Lines of data
--- Begin ---

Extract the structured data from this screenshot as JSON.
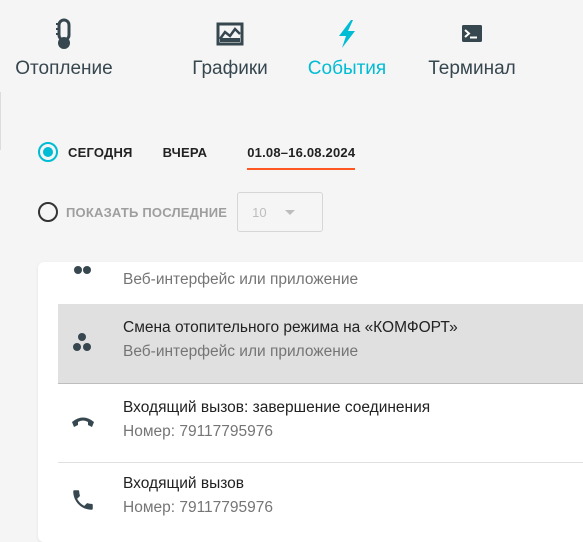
{
  "tabs": [
    {
      "label": "Отопление",
      "icon": "thermometer-icon"
    },
    {
      "label": "Графики",
      "icon": "chart-icon"
    },
    {
      "label": "События",
      "icon": "lightning-icon",
      "active": true
    },
    {
      "label": "Терминал",
      "icon": "terminal-icon"
    }
  ],
  "filter": {
    "today": "СЕГОДНЯ",
    "yesterday": "ВЧЕРА",
    "period": "01.08–16.08.2024",
    "show_last": "ПОКАЗАТЬ ПОСЛЕДНИЕ",
    "show_last_value": "10"
  },
  "events": [
    {
      "line1": "",
      "line2": "Веб-интерфейс или приложение",
      "icon": "mode-dots-icon"
    },
    {
      "line1": "Смена отопительного режима на «КОМФОРТ»",
      "line2": "Веб-интерфейс или приложение",
      "icon": "mode-dots-icon"
    },
    {
      "line1": "Входящий вызов: завершение соединения",
      "line2": "Номер: 79117795976",
      "icon": "hangup-phone-icon"
    },
    {
      "line1": "Входящий вызов",
      "line2": "Номер: 79117795976",
      "icon": "phone-icon"
    }
  ],
  "colors": {
    "accent": "#00bcd4",
    "underline": "#ff5722",
    "icons": "#37474f"
  }
}
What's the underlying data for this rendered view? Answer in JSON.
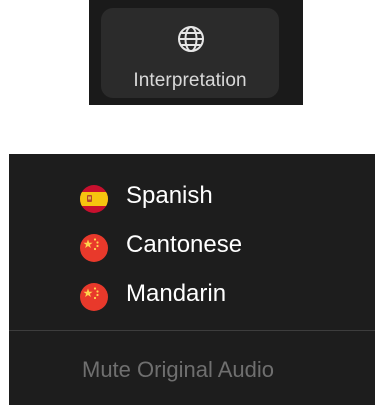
{
  "toolbar": {
    "interpretation_label": "Interpretation",
    "icon": "globe-icon"
  },
  "menu": {
    "languages": [
      {
        "label": "Spanish",
        "flag": "spain-flag-icon"
      },
      {
        "label": "Cantonese",
        "flag": "china-flag-icon"
      },
      {
        "label": "Mandarin",
        "flag": "china-flag-icon"
      }
    ],
    "mute_label": "Mute Original Audio",
    "mute_state": "disabled"
  },
  "colors": {
    "toolbar_bg": "#1a1a1a",
    "button_bg": "#2b2b2b",
    "menu_bg": "#1d1d1d",
    "text": "#ffffff",
    "disabled_text": "#6f6f6f",
    "china_red": "#e8392b",
    "spain_yellow": "#f6c40f"
  }
}
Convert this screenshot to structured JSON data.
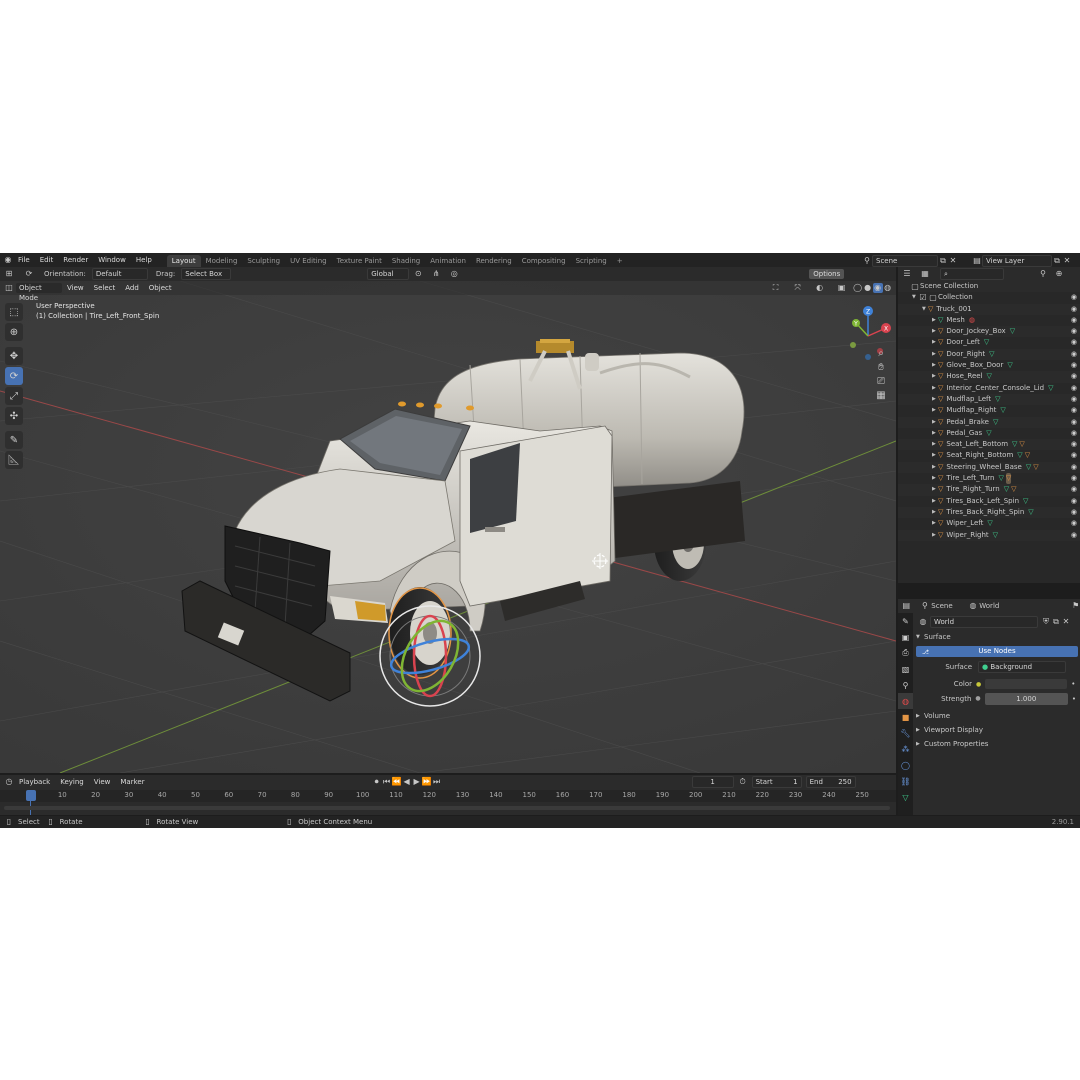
{
  "menu": {
    "file": "File",
    "edit": "Edit",
    "render": "Render",
    "window": "Window",
    "help": "Help"
  },
  "workspaces": [
    "Layout",
    "Modeling",
    "Sculpting",
    "UV Editing",
    "Texture Paint",
    "Shading",
    "Animation",
    "Rendering",
    "Compositing",
    "Scripting"
  ],
  "workspace_plus": "+",
  "scene_selector": {
    "value": "Scene"
  },
  "view_layer": {
    "value": "View Layer"
  },
  "toolbar": {
    "orientation_label": "Orientation:",
    "orientation_value": "Default",
    "drag_label": "Drag:",
    "drag_value": "Select Box",
    "transform_orientation": "Global",
    "options": "Options"
  },
  "header": {
    "mode": "Object Mode",
    "view": "View",
    "select": "Select",
    "add": "Add",
    "object": "Object"
  },
  "viewport": {
    "perspective": "User Perspective",
    "collection_info": "(1) Collection | Tire_Left_Front_Spin",
    "gizmo": {
      "x": "X",
      "y": "Y",
      "z": "Z"
    }
  },
  "outliner": {
    "scene_collection": "Scene Collection",
    "collection": "Collection",
    "root_object": "Truck_001",
    "items": [
      {
        "name": "Mesh",
        "extra": "mesh"
      },
      {
        "name": "Door_Jockey_Box",
        "extra": "g"
      },
      {
        "name": "Door_Left",
        "extra": "g"
      },
      {
        "name": "Door_Right",
        "extra": "g"
      },
      {
        "name": "Glove_Box_Door",
        "extra": "g"
      },
      {
        "name": "Hose_Reel",
        "extra": "g"
      },
      {
        "name": "Interior_Center_Console_Lid",
        "extra": "g"
      },
      {
        "name": "Mudflap_Left",
        "extra": "g"
      },
      {
        "name": "Mudflap_Right",
        "extra": "g"
      },
      {
        "name": "Pedal_Brake",
        "extra": "g"
      },
      {
        "name": "Pedal_Gas",
        "extra": "g"
      },
      {
        "name": "Seat_Left_Bottom",
        "extra": "go"
      },
      {
        "name": "Seat_Right_Bottom",
        "extra": "go"
      },
      {
        "name": "Steering_Wheel_Base",
        "extra": "go"
      },
      {
        "name": "Tire_Left_Turn",
        "extra": "gsel"
      },
      {
        "name": "Tire_Right_Turn",
        "extra": "go"
      },
      {
        "name": "Tires_Back_Left_Spin",
        "extra": "g"
      },
      {
        "name": "Tires_Back_Right_Spin",
        "extra": "g"
      },
      {
        "name": "Wiper_Left",
        "extra": "g"
      },
      {
        "name": "Wiper_Right",
        "extra": "g"
      }
    ]
  },
  "properties": {
    "breadcrumb_scene": "Scene",
    "breadcrumb_world": "World",
    "world_name": "World",
    "surface_panel": "Surface",
    "use_nodes": "Use Nodes",
    "surface_label": "Surface",
    "surface_value": "Background",
    "color_label": "Color",
    "strength_label": "Strength",
    "strength_value": "1.000",
    "panels": [
      "Volume",
      "Viewport Display",
      "Custom Properties"
    ]
  },
  "timeline": {
    "playback": "Playback",
    "keying": "Keying",
    "view": "View",
    "marker": "Marker",
    "current_frame": "1",
    "start_label": "Start",
    "start_value": "1",
    "end_label": "End",
    "end_value": "250",
    "ticks": [
      "1",
      "10",
      "20",
      "30",
      "40",
      "50",
      "60",
      "70",
      "80",
      "90",
      "100",
      "110",
      "120",
      "130",
      "140",
      "150",
      "160",
      "170",
      "180",
      "190",
      "200",
      "210",
      "220",
      "230",
      "240",
      "250"
    ]
  },
  "statusbar": {
    "select": "Select",
    "rotate": "Rotate",
    "rotate_view": "Rotate View",
    "context_menu": "Object Context Menu",
    "version": "2.90.1"
  },
  "colors": {
    "accent": "#4772b3",
    "outliner_mesh": "#3fcf8f",
    "outliner_material": "#e39545",
    "x_axis": "#d9434f",
    "y_axis": "#7fb534",
    "z_axis": "#3f82d9"
  }
}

--- End ---

* WHAT NEEDS TO BE DONE *
Without including any pictures, reproduce the listing exactly.

* OUTPUT FOR THIS EXERCISE *
Extract the structured data from this screenshot as JSON.
{
  "tabs": [
    {
      "label": "Отопление",
      "icon": "thermometer-icon"
    },
    {
      "label": "Графики",
      "icon": "chart-icon"
    },
    {
      "label": "События",
      "icon": "lightning-icon",
      "active": true
    },
    {
      "label": "Терминал",
      "icon": "terminal-icon"
    }
  ],
  "filter": {
    "today": "СЕГОДНЯ",
    "yesterday": "ВЧЕРА",
    "period": "01.08–16.08.2024",
    "show_last": "ПОКАЗАТЬ ПОСЛЕДНИЕ",
    "show_last_value": "10"
  },
  "events": [
    {
      "line1": "",
      "line2": "Веб-интерфейс или приложение",
      "icon": "mode-dots-icon"
    },
    {
      "line1": "Смена отопительного режима на «КОМФОРТ»",
      "line2": "Веб-интерфейс или приложение",
      "icon": "mode-dots-icon"
    },
    {
      "line1": "Входящий вызов: завершение соединения",
      "line2": "Номер: 79117795976",
      "icon": "hangup-phone-icon"
    },
    {
      "line1": "Входящий вызов",
      "line2": "Номер: 79117795976",
      "icon": "phone-icon"
    }
  ],
  "colors": {
    "accent": "#00bcd4",
    "underline": "#ff5722",
    "icons": "#37474f"
  }
}
What's the underlying data for this rendered view? Answer in JSON.
{
  "toolbar": {
    "interpretation_label": "Interpretation",
    "icon": "globe-icon"
  },
  "menu": {
    "languages": [
      {
        "label": "Spanish",
        "flag": "spain-flag-icon"
      },
      {
        "label": "Cantonese",
        "flag": "china-flag-icon"
      },
      {
        "label": "Mandarin",
        "flag": "china-flag-icon"
      }
    ],
    "mute_label": "Mute Original Audio",
    "mute_state": "disabled"
  },
  "colors": {
    "toolbar_bg": "#1a1a1a",
    "button_bg": "#2b2b2b",
    "menu_bg": "#1d1d1d",
    "text": "#ffffff",
    "disabled_text": "#6f6f6f",
    "china_red": "#e8392b",
    "spain_yellow": "#f6c40f"
  }
}
Convert this screenshot to structured JSON data.
{
  "menu": {
    "file": "File",
    "edit": "Edit",
    "render": "Render",
    "window": "Window",
    "help": "Help"
  },
  "workspaces": [
    "Layout",
    "Modeling",
    "Sculpting",
    "UV Editing",
    "Texture Paint",
    "Shading",
    "Animation",
    "Rendering",
    "Compositing",
    "Scripting"
  ],
  "workspace_plus": "+",
  "scene_selector": {
    "value": "Scene"
  },
  "view_layer": {
    "value": "View Layer"
  },
  "toolbar": {
    "orientation_label": "Orientation:",
    "orientation_value": "Default",
    "drag_label": "Drag:",
    "drag_value": "Select Box",
    "transform_orientation": "Global",
    "options": "Options"
  },
  "header": {
    "mode": "Object Mode",
    "view": "View",
    "select": "Select",
    "add": "Add",
    "object": "Object"
  },
  "viewport": {
    "perspective": "User Perspective",
    "collection_info": "(1) Collection | Tire_Left_Front_Spin",
    "gizmo": {
      "x": "X",
      "y": "Y",
      "z": "Z"
    }
  },
  "outliner": {
    "scene_collection": "Scene Collection",
    "collection": "Collection",
    "root_object": "Truck_001",
    "items": [
      {
        "name": "Mesh",
        "extra": "mesh"
      },
      {
        "name": "Door_Jockey_Box",
        "extra": "g"
      },
      {
        "name": "Door_Left",
        "extra": "g"
      },
      {
        "name": "Door_Right",
        "extra": "g"
      },
      {
        "name": "Glove_Box_Door",
        "extra": "g"
      },
      {
        "name": "Hose_Reel",
        "extra": "g"
      },
      {
        "name": "Interior_Center_Console_Lid",
        "extra": "g"
      },
      {
        "name": "Mudflap_Left",
        "extra": "g"
      },
      {
        "name": "Mudflap_Right",
        "extra": "g"
      },
      {
        "name": "Pedal_Brake",
        "extra": "g"
      },
      {
        "name": "Pedal_Gas",
        "extra": "g"
      },
      {
        "name": "Seat_Left_Bottom",
        "extra": "go"
      },
      {
        "name": "Seat_Right_Bottom",
        "extra": "go"
      },
      {
        "name": "Steering_Wheel_Base",
        "extra": "go"
      },
      {
        "name": "Tire_Left_Turn",
        "extra": "gsel"
      },
      {
        "name": "Tire_Right_Turn",
        "extra": "go"
      },
      {
        "name": "Tires_Back_Left_Spin",
        "extra": "g"
      },
      {
        "name": "Tires_Back_Right_Spin",
        "extra": "g"
      },
      {
        "name": "Wiper_Left",
        "extra": "g"
      },
      {
        "name": "Wiper_Right",
        "extra": "g"
      }
    ]
  },
  "properties": {
    "breadcrumb_scene": "Scene",
    "breadcrumb_world": "World",
    "world_name": "World",
    "surface_panel": "Surface",
    "use_nodes": "Use Nodes",
    "surface_label": "Surface",
    "surface_value": "Background",
    "color_label": "Color",
    "strength_label": "Strength",
    "strength_value": "1.000",
    "panels": [
      "Volume",
      "Viewport Display",
      "Custom Properties"
    ]
  },
  "timeline": {
    "playback": "Playback",
    "keying": "Keying",
    "view": "View",
    "marker": "Marker",
    "current_frame": "1",
    "start_label": "Start",
    "start_value": "1",
    "end_label": "End",
    "end_value": "250",
    "ticks": [
      "1",
      "10",
      "20",
      "30",
      "40",
      "50",
      "60",
      "70",
      "80",
      "90",
      "100",
      "110",
      "120",
      "130",
      "140",
      "150",
      "160",
      "170",
      "180",
      "190",
      "200",
      "210",
      "220",
      "230",
      "240",
      "250"
    ]
  },
  "statusbar": {
    "select": "Select",
    "rotate": "Rotate",
    "rotate_view": "Rotate View",
    "context_menu": "Object Context Menu",
    "version": "2.90.1"
  },
  "colors": {
    "accent": "#4772b3",
    "outliner_mesh": "#3fcf8f",
    "outliner_material": "#e39545",
    "x_axis": "#d9434f",
    "y_axis": "#7fb534",
    "z_axis": "#3f82d9"
  }
}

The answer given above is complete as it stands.